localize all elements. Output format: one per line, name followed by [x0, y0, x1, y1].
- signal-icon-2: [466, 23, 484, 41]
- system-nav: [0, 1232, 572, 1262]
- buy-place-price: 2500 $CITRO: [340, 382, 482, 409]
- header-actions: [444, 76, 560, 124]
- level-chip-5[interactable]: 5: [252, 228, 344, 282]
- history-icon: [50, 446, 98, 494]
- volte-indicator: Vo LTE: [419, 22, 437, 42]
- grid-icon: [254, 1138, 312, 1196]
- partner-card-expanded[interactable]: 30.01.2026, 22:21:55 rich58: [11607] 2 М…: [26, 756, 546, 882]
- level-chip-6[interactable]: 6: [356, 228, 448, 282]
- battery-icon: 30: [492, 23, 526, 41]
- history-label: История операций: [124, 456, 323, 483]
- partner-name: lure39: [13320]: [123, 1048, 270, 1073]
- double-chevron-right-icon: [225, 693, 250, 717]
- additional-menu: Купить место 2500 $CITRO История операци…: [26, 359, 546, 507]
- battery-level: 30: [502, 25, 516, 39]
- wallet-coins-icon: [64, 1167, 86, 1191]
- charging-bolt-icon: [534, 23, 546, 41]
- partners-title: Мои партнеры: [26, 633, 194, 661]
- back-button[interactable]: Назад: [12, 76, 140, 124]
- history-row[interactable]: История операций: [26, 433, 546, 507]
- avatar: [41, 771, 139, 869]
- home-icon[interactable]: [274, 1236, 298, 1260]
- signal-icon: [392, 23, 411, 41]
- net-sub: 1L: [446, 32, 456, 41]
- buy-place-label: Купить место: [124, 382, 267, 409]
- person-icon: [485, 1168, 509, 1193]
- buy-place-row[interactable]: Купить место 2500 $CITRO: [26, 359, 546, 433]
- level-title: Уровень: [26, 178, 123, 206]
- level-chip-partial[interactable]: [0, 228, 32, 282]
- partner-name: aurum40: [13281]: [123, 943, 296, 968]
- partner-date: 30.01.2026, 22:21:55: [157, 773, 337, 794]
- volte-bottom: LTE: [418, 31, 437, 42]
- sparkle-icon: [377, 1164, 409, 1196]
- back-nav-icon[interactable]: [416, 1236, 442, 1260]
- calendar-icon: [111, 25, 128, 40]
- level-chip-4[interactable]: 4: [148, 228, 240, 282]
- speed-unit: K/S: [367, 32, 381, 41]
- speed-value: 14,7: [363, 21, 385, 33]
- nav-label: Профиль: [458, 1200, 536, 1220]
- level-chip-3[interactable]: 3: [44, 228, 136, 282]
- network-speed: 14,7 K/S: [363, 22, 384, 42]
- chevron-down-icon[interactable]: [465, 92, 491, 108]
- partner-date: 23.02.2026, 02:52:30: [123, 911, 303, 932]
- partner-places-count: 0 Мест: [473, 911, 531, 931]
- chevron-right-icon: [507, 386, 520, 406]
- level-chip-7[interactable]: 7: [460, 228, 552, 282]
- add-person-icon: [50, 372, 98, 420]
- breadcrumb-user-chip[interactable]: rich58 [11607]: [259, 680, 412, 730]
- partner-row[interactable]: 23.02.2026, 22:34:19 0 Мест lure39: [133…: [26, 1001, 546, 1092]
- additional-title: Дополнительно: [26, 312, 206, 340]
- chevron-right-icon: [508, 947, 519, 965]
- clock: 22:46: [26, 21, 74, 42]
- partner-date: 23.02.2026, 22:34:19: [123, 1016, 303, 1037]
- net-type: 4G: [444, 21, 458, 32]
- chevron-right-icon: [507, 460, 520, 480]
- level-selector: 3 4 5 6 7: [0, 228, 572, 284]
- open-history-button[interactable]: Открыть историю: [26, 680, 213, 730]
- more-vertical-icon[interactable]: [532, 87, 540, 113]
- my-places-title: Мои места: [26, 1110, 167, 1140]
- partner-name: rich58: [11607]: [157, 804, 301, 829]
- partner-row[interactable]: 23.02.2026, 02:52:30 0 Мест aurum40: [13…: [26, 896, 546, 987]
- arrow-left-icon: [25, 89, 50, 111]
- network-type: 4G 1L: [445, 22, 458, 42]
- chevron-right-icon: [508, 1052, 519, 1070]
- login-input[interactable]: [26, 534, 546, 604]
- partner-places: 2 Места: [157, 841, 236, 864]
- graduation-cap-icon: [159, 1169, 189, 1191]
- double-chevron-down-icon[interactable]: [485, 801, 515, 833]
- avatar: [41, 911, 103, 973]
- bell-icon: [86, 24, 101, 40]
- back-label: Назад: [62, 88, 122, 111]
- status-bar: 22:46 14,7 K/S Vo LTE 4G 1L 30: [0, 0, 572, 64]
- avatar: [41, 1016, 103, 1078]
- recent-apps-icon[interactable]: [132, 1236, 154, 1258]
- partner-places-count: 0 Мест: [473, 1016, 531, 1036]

--------------------------------------------------

Rewrite the lines above as a numbered list, leaving out any blank lines.

1. localize all elements. Output format: one per line, name followed by [x0, y0, x1, y1].
2. - signal-icon-2: [466, 23, 484, 41]
3. - system-nav: [0, 1232, 572, 1262]
4. - buy-place-price: 2500 $CITRO: [340, 382, 482, 409]
5. - header-actions: [444, 76, 560, 124]
6. - level-chip-5[interactable]: 5: [252, 228, 344, 282]
7. - history-icon: [50, 446, 98, 494]
8. - volte-indicator: Vo LTE: [419, 22, 437, 42]
9. - grid-icon: [254, 1138, 312, 1196]
10. - partner-card-expanded[interactable]: 30.01.2026, 22:21:55 rich58: [11607] 2 М…: [26, 756, 546, 882]
11. - level-chip-6[interactable]: 6: [356, 228, 448, 282]
12. - battery-icon: 30: [492, 23, 526, 41]
13. - history-label: История операций: [124, 456, 323, 483]
14. - partner-name: lure39: [13320]: [123, 1048, 270, 1073]
15. - double-chevron-right-icon: [225, 693, 250, 717]
16. - additional-menu: Купить место 2500 $CITRO История операци…: [26, 359, 546, 507]
17. - battery-level: 30: [502, 25, 516, 39]
18. - wallet-coins-icon: [64, 1167, 86, 1191]
19. - charging-bolt-icon: [534, 23, 546, 41]
20. - partners-title: Мои партнеры: [26, 633, 194, 661]
21. - back-button[interactable]: Назад: [12, 76, 140, 124]
22. - history-row[interactable]: История операций: [26, 433, 546, 507]
23. - avatar: [41, 771, 139, 869]
24. - home-icon[interactable]: [274, 1236, 298, 1260]
25. - signal-icon: [392, 23, 411, 41]
26. - net-sub: 1L: [446, 32, 456, 41]
27. - buy-place-label: Купить место: [124, 382, 267, 409]
28. - person-icon: [485, 1168, 509, 1193]
29. - buy-place-row[interactable]: Купить место 2500 $CITRO: [26, 359, 546, 433]
30. - level-title: Уровень: [26, 178, 123, 206]
31. - level-chip-partial[interactable]: [0, 228, 32, 282]
32. - partner-name: aurum40: [13281]: [123, 943, 296, 968]
33. - partner-date: 30.01.2026, 22:21:55: [157, 773, 337, 794]
34. - volte-bottom: LTE: [418, 31, 437, 42]
35. - sparkle-icon: [377, 1164, 409, 1196]
36. - back-nav-icon[interactable]: [416, 1236, 442, 1260]
37. - calendar-icon: [111, 25, 128, 40]
38. - level-chip-4[interactable]: 4: [148, 228, 240, 282]
39. - speed-unit: K/S: [367, 32, 381, 41]
40. - speed-value: 14,7: [363, 21, 385, 33]
41. - nav-label: Профиль: [458, 1200, 536, 1220]
42. - level-chip-3[interactable]: 3: [44, 228, 136, 282]
43. - network-speed: 14,7 K/S: [363, 22, 384, 42]
44. - chevron-down-icon[interactable]: [465, 92, 491, 108]
45. - partner-date: 23.02.2026, 02:52:30: [123, 911, 303, 932]
46. - partner-places-count: 0 Мест: [473, 911, 531, 931]
47. - chevron-right-icon: [507, 386, 520, 406]
48. - level-chip-7[interactable]: 7: [460, 228, 552, 282]
49. - add-person-icon: [50, 372, 98, 420]
50. - breadcrumb-user-chip[interactable]: rich58 [11607]: [259, 680, 412, 730]
51. - partner-row[interactable]: 23.02.2026, 22:34:19 0 Мест lure39: [133…: [26, 1001, 546, 1092]
52. - additional-title: Дополнительно: [26, 312, 206, 340]
53. - chevron-right-icon: [508, 947, 519, 965]
54. - clock: 22:46: [26, 21, 74, 42]
55. - partner-date: 23.02.2026, 22:34:19: [123, 1016, 303, 1037]
56. - net-type: 4G: [444, 21, 458, 32]
57. - chevron-right-icon: [507, 460, 520, 480]
58. - level-selector: 3 4 5 6 7: [0, 228, 572, 284]
59. - open-history-button[interactable]: Открыть историю: [26, 680, 213, 730]
60. - more-vertical-icon[interactable]: [532, 87, 540, 113]
61. - my-places-title: Мои места: [26, 1110, 167, 1140]
62. - partner-name: rich58: [11607]: [157, 804, 301, 829]
63. - partner-row[interactable]: 23.02.2026, 02:52:30 0 Мест aurum40: [13…: [26, 896, 546, 987]
64. - arrow-left-icon: [25, 89, 50, 111]
65. - network-type: 4G 1L: [445, 22, 458, 42]
66. - chevron-right-icon: [508, 1052, 519, 1070]
67. - login-input[interactable]: [26, 534, 546, 604]
68. - partner-places: 2 Места: [157, 841, 236, 864]
69. - graduation-cap-icon: [159, 1169, 189, 1191]
70. - double-chevron-down-icon[interactable]: [485, 801, 515, 833]
71. - avatar: [41, 911, 103, 973]
72. - bell-icon: [86, 24, 101, 40]
73. - back-label: Назад: [62, 88, 122, 111]
74. - status-bar: 22:46 14,7 K/S Vo LTE 4G 1L 30: [0, 0, 572, 64]
75. - avatar: [41, 1016, 103, 1078]
76. - recent-apps-icon[interactable]: [132, 1236, 154, 1258]
77. - partner-places-count: 0 Мест: [473, 1016, 531, 1036]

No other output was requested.